-- Dataset extract --
>>>>
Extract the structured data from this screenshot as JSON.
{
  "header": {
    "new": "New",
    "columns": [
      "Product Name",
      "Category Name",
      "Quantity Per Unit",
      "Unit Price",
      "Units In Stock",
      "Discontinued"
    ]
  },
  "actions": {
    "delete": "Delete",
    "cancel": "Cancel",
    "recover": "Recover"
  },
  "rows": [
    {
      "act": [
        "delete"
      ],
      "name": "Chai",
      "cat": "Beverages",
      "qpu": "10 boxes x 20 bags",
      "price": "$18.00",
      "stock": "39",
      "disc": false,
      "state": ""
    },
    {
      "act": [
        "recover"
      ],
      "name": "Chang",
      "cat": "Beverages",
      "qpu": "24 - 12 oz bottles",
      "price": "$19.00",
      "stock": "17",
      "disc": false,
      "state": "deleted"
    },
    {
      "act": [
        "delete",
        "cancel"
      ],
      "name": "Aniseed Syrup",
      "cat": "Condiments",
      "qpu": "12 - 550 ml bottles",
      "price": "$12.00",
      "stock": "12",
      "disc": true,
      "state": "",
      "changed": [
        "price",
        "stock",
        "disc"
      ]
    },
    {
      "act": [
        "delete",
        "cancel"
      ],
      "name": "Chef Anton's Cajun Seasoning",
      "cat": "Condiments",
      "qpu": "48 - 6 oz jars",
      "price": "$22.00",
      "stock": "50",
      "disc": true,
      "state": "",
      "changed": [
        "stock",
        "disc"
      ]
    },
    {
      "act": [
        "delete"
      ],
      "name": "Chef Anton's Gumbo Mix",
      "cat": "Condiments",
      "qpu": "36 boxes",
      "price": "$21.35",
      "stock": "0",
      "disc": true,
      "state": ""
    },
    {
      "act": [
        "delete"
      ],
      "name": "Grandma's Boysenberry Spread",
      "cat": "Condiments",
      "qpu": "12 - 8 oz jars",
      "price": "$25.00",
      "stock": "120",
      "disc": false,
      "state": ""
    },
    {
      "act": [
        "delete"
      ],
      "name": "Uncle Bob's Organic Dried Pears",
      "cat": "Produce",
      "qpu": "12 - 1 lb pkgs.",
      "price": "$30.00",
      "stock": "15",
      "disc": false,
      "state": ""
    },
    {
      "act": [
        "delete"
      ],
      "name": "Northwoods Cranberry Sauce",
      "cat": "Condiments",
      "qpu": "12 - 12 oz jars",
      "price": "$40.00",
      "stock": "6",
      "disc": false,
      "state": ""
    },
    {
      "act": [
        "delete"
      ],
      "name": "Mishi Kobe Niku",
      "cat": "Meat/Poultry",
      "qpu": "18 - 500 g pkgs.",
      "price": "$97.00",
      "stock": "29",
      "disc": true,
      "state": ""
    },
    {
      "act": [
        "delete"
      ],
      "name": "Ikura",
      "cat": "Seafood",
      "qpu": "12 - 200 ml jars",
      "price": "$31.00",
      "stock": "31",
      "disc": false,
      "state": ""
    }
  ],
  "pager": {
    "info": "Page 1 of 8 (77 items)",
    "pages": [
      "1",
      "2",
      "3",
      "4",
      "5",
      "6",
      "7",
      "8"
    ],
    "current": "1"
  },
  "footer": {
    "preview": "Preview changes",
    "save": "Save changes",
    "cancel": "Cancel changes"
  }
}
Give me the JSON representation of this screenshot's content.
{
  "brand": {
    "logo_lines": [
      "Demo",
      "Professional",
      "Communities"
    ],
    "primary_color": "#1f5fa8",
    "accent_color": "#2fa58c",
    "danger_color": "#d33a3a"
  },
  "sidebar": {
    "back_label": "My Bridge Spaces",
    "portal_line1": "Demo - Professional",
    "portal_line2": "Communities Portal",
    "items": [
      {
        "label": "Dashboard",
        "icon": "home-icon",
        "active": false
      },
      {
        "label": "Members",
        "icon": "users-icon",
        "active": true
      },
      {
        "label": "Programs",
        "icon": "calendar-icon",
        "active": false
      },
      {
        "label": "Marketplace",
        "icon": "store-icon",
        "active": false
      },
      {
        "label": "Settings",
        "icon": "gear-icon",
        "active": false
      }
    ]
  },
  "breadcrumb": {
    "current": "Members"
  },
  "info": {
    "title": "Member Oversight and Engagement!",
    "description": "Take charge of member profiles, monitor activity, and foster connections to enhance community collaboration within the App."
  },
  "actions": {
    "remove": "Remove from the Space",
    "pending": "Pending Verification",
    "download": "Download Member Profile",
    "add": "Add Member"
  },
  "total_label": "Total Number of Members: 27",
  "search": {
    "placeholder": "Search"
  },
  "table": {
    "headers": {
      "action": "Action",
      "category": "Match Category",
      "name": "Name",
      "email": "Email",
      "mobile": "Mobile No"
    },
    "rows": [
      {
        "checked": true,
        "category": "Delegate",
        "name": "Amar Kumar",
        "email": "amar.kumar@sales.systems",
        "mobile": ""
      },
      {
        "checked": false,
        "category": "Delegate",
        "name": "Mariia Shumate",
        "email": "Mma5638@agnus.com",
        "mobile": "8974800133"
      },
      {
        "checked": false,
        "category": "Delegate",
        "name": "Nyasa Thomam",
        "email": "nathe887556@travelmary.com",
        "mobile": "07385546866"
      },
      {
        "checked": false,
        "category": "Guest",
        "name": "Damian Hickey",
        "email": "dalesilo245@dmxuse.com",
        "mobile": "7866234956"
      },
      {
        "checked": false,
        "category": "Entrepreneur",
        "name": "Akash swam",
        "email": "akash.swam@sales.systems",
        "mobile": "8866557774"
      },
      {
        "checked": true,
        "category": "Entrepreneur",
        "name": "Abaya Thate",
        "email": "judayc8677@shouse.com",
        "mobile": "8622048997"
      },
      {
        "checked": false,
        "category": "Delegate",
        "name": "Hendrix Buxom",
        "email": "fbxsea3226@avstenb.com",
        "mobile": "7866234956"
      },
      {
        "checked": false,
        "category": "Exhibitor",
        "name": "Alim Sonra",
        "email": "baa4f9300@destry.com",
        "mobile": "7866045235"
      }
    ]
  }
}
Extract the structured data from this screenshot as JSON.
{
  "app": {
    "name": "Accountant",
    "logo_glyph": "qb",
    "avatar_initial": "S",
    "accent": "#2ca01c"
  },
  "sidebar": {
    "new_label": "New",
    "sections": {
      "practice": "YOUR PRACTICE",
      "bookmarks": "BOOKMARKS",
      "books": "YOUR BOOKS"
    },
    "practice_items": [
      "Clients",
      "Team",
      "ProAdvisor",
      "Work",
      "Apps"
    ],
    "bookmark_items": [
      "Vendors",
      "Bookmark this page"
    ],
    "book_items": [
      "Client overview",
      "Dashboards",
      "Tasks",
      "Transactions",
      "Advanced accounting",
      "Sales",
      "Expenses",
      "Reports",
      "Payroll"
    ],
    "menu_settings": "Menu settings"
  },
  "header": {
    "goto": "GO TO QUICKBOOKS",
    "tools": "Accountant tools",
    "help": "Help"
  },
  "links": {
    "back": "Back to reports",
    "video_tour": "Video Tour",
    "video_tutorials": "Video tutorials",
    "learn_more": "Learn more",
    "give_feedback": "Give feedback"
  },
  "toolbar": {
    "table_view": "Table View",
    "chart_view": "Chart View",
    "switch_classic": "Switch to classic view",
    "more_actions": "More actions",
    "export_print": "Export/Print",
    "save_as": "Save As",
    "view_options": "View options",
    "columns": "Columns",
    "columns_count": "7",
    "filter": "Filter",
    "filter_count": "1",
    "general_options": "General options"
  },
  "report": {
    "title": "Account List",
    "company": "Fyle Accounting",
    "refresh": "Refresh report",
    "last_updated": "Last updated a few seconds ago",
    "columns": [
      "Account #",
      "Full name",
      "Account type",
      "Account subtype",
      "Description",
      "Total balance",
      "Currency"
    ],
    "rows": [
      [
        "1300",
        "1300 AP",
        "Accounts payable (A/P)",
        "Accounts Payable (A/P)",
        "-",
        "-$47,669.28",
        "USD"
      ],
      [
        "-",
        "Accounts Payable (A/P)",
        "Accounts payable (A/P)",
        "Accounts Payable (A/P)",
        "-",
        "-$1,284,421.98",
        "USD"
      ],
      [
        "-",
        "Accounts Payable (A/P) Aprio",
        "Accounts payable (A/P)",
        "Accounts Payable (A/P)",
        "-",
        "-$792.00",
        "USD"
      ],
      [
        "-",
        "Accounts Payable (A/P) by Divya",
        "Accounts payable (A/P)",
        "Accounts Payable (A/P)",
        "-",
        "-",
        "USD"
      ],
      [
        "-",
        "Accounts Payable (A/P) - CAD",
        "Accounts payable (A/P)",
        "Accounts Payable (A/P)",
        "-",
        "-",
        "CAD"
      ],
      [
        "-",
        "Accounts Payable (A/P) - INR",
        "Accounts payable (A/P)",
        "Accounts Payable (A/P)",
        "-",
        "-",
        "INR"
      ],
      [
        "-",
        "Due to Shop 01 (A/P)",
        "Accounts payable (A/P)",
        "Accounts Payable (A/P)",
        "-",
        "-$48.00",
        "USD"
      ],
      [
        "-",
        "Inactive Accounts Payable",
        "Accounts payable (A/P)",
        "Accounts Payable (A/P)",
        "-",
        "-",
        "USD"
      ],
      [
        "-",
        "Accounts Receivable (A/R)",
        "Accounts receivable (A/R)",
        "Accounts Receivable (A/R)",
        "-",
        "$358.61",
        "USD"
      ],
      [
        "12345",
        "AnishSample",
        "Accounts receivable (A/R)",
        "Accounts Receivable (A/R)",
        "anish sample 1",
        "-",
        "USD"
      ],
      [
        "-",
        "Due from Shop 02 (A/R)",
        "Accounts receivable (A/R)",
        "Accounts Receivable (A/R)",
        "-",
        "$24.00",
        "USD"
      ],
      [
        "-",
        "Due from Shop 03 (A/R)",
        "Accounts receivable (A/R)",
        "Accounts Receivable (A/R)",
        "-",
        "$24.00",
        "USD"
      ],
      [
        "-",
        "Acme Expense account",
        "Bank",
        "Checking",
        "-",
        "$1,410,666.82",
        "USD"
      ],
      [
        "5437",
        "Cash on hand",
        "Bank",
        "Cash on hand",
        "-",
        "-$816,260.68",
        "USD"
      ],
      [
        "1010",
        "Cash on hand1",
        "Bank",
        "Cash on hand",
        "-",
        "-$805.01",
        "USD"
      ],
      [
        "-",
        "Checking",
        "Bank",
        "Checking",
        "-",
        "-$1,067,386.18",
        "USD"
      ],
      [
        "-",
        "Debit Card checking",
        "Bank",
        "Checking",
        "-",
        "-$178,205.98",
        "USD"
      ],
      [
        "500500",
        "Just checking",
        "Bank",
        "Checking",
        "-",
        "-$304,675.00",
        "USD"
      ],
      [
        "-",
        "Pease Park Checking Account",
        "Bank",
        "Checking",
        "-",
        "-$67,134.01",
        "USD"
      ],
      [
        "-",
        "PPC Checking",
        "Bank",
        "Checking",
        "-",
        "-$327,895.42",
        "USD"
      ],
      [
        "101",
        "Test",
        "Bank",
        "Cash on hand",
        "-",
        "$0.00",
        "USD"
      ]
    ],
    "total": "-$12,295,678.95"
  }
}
<<<<
-- Problem statement --
List every line above containing the word "Members".

-- Correct output --
        "label": "Members",
    "current": "Members"
  "total_label": "Total Number of Members: 27",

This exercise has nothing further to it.